[start]

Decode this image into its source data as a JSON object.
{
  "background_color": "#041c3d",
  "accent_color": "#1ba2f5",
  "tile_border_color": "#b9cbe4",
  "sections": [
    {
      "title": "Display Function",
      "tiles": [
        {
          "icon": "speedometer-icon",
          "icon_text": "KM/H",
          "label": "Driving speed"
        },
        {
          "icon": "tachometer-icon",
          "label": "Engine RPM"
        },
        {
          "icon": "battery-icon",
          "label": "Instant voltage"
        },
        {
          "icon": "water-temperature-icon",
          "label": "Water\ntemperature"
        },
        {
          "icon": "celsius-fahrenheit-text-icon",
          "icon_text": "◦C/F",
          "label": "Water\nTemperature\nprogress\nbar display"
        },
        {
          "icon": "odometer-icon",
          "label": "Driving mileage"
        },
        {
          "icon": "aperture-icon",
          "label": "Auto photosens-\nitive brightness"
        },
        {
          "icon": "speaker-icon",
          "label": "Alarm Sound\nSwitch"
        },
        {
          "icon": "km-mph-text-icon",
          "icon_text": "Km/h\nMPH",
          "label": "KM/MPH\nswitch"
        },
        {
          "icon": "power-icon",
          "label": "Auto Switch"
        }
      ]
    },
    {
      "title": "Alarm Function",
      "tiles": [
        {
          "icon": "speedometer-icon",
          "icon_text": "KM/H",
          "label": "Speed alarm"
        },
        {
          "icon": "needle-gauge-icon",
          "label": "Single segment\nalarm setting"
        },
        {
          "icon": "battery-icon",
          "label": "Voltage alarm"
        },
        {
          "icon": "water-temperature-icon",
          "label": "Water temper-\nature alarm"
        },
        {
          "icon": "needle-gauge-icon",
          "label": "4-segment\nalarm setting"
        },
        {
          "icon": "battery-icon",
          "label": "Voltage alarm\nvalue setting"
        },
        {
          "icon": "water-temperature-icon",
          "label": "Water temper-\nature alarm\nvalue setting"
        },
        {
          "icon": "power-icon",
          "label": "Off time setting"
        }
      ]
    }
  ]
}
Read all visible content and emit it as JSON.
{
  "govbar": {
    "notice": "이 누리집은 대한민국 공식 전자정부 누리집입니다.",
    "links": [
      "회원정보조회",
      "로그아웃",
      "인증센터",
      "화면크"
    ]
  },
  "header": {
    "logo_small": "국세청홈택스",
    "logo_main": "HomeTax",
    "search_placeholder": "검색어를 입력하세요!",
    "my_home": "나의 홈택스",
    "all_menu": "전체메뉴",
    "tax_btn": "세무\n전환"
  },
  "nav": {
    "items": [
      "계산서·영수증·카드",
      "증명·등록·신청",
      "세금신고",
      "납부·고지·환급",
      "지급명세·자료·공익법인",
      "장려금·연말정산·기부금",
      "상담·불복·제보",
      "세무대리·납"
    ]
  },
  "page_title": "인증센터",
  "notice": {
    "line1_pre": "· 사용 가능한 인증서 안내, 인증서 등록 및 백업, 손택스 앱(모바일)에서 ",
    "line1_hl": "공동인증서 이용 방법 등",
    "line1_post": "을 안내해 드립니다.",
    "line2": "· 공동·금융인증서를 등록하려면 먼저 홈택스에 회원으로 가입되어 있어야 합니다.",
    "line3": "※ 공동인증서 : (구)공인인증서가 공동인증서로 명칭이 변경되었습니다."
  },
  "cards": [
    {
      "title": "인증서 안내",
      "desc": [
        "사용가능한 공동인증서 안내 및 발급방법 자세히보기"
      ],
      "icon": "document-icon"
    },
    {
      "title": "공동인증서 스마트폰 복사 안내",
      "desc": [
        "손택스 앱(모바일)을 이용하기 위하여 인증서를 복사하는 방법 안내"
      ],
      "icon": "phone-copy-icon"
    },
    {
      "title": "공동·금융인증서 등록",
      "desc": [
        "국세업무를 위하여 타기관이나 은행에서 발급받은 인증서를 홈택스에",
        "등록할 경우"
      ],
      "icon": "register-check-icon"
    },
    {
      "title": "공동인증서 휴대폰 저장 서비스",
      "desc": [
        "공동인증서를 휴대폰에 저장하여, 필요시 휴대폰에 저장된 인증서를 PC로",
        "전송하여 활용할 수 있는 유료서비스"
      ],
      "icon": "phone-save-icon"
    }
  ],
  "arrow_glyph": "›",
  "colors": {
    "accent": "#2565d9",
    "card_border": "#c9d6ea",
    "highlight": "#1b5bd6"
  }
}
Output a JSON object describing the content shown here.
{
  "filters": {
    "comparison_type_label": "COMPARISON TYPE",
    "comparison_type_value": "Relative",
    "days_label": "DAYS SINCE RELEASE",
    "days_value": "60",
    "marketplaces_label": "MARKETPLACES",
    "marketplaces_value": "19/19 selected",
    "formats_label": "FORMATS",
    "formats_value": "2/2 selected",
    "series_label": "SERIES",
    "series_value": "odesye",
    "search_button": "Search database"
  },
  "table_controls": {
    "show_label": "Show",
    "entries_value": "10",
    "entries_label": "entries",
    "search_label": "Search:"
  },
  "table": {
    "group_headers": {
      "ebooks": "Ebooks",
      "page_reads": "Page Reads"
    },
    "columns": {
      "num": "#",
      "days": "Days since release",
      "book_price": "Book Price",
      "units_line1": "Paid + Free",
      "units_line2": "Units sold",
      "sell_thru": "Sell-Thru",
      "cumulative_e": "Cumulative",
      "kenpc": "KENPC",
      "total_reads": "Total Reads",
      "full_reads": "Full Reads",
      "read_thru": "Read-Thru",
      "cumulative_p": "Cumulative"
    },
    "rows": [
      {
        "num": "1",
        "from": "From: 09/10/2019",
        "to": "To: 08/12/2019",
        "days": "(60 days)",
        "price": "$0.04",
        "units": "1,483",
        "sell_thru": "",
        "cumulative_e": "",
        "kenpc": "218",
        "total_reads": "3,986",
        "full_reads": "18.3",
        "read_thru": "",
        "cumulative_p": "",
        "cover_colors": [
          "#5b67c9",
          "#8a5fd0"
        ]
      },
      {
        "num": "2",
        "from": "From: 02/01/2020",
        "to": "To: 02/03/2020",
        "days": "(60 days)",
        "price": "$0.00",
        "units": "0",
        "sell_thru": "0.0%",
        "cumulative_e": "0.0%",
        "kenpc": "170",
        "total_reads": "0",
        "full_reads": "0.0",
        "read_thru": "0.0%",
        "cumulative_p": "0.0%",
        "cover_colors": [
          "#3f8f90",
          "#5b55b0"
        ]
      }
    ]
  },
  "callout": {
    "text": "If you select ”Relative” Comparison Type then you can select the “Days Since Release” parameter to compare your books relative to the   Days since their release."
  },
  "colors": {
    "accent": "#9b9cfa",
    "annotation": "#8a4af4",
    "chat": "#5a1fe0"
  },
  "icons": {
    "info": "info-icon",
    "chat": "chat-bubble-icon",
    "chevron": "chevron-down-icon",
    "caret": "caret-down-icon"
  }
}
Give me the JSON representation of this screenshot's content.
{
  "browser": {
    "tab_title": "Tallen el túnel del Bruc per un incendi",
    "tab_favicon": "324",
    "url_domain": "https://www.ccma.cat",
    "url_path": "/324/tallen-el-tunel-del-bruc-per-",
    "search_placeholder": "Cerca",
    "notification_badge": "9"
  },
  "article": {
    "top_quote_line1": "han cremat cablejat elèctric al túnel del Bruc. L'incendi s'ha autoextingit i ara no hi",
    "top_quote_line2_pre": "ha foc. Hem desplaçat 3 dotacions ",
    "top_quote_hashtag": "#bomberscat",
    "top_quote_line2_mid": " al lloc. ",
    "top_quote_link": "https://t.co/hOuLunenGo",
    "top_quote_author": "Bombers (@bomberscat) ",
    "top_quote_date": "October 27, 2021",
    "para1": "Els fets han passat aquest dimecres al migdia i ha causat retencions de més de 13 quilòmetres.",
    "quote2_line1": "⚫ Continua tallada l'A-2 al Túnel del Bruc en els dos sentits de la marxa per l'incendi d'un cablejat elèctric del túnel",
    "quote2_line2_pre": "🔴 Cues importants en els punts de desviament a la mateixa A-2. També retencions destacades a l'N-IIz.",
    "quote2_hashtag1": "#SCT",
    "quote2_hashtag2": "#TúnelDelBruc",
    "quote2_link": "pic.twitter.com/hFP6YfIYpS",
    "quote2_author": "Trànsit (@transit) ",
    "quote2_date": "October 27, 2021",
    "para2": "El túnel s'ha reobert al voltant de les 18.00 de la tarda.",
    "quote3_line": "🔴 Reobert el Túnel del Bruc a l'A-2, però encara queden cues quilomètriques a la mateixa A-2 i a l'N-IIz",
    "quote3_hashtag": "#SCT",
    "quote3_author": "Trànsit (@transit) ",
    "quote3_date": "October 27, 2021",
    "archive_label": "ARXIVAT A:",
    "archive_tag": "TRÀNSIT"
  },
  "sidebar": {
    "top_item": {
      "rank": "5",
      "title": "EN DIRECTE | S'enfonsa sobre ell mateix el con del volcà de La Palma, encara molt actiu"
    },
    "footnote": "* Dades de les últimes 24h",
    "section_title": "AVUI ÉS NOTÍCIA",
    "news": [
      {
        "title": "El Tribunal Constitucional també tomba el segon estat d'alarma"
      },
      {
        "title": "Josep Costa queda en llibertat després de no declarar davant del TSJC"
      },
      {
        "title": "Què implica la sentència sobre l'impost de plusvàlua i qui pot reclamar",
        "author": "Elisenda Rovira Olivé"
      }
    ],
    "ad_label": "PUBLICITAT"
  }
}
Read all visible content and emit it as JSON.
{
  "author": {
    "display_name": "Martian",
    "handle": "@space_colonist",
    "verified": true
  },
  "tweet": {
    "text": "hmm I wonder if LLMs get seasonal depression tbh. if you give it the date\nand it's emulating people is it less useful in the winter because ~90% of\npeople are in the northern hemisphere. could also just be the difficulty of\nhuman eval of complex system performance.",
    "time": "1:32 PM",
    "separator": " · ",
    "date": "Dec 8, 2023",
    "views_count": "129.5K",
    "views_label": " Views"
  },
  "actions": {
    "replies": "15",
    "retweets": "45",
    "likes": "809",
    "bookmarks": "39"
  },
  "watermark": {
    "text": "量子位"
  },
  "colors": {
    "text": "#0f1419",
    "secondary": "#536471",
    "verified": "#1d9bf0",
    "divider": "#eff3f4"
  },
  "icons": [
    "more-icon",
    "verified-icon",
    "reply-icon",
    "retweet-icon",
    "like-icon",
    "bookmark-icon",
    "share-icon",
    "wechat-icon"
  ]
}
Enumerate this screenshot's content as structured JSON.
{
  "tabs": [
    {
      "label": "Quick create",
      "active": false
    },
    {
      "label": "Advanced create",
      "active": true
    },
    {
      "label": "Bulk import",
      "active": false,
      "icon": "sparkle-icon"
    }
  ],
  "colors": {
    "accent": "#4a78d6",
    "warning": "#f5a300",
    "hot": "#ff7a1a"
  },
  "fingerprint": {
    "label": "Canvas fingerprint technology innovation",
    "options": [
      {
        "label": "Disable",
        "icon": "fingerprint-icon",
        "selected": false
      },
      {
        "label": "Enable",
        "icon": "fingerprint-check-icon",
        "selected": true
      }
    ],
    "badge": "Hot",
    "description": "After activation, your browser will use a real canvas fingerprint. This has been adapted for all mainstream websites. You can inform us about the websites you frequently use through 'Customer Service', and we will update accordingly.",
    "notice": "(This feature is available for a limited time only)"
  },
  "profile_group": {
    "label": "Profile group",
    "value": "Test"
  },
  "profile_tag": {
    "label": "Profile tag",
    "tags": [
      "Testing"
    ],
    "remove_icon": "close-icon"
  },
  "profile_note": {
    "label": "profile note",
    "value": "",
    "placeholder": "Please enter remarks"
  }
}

[end]

* [PROBLEM DETAILS] Search the records for the word "fingerprint" and copy every line where it occurs.

* [RESPONSE FOR THIS EXERCISE]
  "fingerprint": {
    "label": "Canvas fingerprint technology innovation",
        "icon": "fingerprint-icon",
        "icon": "fingerprint-check-icon",
    "description": "After activation, your browser will use a real canvas fingerprint. This has been adapted for all mainstream websites. You can inform us about the websites you frequently use through 'Customer Service', and we will update accordingly.",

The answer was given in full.